• **Exercise goal**: Below are some records. Copy every line in them that holds "printable".

# Given information start

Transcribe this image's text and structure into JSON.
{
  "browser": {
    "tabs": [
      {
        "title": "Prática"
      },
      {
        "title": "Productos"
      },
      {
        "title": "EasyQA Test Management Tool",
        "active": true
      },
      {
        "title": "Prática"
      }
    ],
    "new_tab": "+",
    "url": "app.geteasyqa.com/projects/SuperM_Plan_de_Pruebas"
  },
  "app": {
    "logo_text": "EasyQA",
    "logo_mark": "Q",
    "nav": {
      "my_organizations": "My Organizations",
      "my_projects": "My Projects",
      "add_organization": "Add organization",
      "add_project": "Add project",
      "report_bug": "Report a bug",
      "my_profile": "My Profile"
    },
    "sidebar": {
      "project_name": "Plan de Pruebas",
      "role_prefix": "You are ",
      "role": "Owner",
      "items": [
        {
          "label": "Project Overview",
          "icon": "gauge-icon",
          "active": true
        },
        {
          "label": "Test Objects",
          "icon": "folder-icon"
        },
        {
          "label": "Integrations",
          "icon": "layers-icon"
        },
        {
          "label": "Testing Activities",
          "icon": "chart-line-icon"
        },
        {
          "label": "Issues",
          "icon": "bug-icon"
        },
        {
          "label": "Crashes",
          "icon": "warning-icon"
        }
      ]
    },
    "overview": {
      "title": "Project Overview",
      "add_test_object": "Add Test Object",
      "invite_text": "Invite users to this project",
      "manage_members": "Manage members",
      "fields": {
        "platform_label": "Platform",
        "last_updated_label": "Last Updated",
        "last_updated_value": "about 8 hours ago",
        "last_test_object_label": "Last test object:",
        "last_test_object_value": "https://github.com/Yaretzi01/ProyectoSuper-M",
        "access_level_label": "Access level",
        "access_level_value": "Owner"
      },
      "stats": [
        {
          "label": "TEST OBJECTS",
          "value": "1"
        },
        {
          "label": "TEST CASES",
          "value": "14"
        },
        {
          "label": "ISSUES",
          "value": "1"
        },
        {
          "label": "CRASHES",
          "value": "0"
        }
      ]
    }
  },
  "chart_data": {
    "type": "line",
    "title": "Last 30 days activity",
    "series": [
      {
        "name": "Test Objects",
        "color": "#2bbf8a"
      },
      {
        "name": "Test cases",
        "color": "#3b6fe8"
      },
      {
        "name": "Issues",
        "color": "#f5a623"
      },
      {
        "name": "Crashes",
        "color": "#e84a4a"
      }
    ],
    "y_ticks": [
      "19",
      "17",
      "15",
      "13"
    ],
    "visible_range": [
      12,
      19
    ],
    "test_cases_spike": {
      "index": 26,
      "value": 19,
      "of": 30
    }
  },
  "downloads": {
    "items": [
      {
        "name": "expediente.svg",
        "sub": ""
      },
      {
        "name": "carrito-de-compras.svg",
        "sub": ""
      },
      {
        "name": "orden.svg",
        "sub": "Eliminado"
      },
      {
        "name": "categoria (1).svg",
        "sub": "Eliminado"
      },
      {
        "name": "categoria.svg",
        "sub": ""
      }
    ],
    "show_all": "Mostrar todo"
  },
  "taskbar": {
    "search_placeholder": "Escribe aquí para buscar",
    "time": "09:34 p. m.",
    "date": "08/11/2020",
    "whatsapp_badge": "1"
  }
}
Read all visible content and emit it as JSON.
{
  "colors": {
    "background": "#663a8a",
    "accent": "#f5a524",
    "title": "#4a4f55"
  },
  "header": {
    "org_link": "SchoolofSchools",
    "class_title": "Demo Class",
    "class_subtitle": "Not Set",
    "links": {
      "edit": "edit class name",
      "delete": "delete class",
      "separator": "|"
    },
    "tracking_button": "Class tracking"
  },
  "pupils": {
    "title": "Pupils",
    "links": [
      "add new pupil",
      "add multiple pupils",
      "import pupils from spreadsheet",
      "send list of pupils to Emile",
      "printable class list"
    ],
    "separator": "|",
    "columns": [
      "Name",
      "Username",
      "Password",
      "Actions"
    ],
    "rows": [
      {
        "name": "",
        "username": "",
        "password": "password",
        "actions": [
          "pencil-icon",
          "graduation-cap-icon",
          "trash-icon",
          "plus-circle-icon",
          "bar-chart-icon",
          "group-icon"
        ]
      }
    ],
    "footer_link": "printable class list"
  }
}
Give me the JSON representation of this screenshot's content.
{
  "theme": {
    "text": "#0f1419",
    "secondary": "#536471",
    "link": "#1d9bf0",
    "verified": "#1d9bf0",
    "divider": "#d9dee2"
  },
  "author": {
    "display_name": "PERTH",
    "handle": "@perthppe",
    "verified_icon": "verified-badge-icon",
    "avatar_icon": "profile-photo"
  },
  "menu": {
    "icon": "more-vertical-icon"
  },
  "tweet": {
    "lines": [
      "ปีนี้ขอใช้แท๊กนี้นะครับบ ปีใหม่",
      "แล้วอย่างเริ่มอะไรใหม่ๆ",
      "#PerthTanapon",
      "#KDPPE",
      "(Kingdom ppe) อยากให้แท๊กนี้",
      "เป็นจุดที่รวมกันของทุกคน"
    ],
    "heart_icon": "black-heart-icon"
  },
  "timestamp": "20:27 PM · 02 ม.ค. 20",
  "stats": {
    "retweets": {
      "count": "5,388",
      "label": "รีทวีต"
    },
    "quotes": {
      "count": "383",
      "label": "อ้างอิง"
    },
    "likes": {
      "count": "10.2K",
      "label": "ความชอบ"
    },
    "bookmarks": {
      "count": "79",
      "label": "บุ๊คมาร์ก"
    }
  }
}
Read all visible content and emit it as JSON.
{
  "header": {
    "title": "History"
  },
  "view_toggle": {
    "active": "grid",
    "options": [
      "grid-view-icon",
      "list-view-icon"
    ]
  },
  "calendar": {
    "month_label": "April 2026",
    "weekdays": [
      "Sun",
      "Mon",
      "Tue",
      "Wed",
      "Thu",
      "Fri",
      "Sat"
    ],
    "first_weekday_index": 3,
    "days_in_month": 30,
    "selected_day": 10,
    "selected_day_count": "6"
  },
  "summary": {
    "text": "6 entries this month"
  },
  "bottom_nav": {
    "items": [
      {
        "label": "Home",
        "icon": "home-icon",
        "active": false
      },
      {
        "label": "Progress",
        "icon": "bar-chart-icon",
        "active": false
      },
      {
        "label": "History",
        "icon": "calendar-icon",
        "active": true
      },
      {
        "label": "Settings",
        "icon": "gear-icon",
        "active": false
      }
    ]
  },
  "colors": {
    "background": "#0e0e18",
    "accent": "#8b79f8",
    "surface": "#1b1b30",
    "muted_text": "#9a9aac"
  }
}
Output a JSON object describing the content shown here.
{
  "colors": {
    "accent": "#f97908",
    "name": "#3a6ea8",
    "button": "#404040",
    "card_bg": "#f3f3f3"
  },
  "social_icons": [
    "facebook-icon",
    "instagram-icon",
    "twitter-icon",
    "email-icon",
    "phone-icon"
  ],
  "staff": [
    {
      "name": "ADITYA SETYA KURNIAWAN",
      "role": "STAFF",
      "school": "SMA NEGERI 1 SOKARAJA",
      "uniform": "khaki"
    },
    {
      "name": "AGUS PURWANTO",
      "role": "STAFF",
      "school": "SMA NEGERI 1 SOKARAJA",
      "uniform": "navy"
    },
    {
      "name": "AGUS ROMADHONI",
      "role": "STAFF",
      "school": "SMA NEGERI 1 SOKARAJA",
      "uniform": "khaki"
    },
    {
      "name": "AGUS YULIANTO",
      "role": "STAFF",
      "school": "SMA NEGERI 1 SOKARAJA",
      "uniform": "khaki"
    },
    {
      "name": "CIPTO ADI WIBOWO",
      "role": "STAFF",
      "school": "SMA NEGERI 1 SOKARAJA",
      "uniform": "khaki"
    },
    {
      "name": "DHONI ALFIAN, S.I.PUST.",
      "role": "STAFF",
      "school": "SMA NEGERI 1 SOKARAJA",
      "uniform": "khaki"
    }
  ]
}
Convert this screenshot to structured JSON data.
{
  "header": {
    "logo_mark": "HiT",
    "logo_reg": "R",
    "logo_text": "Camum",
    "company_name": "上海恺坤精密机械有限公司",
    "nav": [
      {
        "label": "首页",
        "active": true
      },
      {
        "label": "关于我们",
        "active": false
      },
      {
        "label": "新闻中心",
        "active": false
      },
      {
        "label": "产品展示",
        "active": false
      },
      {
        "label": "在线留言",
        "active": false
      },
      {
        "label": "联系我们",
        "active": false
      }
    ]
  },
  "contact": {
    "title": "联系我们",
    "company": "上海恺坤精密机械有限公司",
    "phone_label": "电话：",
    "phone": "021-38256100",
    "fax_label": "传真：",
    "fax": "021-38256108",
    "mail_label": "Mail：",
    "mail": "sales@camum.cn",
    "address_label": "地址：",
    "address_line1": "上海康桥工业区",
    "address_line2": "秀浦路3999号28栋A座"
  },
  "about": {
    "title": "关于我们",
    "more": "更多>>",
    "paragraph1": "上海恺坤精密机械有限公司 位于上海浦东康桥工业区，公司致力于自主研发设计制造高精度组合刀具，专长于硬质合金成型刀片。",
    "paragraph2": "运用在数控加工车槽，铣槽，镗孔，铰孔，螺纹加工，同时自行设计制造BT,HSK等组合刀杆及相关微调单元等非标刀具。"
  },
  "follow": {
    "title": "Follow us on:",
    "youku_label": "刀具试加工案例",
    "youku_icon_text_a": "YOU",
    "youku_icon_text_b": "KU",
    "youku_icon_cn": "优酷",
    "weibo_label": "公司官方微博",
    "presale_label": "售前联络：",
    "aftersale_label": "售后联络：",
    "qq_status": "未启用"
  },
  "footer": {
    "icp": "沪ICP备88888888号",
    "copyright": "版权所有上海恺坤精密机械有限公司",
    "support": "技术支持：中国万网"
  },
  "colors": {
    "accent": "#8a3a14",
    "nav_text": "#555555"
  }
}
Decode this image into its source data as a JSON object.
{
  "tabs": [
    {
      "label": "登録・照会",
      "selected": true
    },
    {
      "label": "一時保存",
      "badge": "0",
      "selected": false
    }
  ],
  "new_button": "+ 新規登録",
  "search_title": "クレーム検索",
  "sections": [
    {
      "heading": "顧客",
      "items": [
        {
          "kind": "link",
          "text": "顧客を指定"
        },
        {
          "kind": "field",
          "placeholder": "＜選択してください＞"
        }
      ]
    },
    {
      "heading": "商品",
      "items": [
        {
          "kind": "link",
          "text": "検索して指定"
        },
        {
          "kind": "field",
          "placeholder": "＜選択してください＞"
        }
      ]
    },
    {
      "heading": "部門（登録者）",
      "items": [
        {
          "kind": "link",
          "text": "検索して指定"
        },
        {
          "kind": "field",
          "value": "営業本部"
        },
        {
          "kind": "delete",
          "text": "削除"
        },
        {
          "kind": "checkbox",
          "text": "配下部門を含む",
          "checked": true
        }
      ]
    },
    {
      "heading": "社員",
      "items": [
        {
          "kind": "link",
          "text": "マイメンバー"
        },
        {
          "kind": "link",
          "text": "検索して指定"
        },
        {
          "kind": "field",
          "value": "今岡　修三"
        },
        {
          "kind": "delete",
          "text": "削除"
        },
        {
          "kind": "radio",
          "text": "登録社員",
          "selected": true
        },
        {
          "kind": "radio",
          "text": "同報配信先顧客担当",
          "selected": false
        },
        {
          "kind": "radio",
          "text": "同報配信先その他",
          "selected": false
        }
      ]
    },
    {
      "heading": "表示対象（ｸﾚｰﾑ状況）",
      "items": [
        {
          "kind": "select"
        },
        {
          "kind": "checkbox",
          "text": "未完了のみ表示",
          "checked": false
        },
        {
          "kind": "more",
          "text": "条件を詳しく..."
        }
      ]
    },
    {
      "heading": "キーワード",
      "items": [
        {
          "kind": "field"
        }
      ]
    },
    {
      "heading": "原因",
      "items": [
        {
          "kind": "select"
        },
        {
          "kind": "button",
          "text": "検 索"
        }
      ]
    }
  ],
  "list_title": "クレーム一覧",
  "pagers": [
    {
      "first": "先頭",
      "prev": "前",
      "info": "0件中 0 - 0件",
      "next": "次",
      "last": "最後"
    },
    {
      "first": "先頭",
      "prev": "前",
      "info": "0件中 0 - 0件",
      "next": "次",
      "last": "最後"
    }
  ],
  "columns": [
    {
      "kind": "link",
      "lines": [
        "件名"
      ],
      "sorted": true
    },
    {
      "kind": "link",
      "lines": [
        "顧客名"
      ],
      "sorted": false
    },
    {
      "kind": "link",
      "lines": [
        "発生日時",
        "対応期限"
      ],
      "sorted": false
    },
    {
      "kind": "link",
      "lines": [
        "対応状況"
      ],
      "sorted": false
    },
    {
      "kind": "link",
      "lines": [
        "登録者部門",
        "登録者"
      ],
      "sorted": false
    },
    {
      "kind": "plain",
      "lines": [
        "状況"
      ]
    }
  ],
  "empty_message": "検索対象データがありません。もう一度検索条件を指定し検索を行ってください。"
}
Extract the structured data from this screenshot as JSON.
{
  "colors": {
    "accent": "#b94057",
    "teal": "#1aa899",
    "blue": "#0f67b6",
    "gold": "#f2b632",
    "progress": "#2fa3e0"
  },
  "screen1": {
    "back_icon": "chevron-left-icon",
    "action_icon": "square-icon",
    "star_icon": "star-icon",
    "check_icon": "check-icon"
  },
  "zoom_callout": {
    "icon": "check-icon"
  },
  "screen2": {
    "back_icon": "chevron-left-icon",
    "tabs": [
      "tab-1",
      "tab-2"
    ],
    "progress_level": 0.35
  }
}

# Given information end

• **Task result**:
      "printable class list"
    "footer_link": "printable class list"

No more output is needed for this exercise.